**Input records**.
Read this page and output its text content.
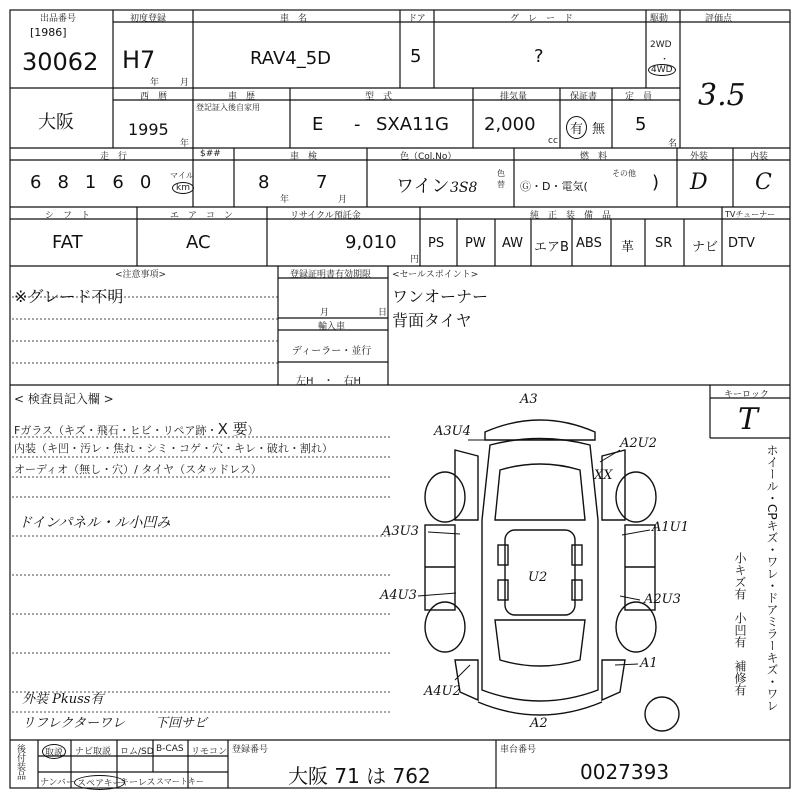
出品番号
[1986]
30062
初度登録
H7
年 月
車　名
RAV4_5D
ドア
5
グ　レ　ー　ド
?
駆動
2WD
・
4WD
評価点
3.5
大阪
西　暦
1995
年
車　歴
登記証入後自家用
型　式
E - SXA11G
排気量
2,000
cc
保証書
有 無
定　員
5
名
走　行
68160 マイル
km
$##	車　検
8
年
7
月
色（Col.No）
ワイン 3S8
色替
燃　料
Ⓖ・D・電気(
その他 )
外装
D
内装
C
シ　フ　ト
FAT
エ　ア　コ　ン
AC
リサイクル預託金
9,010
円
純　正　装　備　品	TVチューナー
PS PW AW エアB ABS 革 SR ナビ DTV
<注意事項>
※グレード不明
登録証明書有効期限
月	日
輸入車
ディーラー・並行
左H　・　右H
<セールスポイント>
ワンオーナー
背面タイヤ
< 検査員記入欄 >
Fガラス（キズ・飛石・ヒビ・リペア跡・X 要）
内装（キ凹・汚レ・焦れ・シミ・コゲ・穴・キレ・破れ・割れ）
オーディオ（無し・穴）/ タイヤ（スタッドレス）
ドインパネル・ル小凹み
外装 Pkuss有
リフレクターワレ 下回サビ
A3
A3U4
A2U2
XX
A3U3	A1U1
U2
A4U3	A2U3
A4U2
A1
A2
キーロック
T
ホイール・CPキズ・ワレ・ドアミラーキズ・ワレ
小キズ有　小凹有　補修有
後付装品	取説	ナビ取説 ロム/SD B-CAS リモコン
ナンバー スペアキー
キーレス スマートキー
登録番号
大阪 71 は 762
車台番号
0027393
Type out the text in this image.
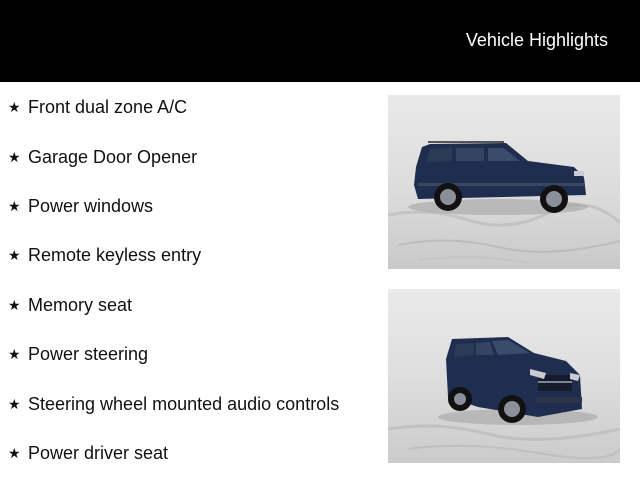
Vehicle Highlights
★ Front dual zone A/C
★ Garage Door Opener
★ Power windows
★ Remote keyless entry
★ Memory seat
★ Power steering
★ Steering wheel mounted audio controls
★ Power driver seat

**Task objective**. Give the number of lines in the data that contain "Power", with no other words.

**Exercise response**. 3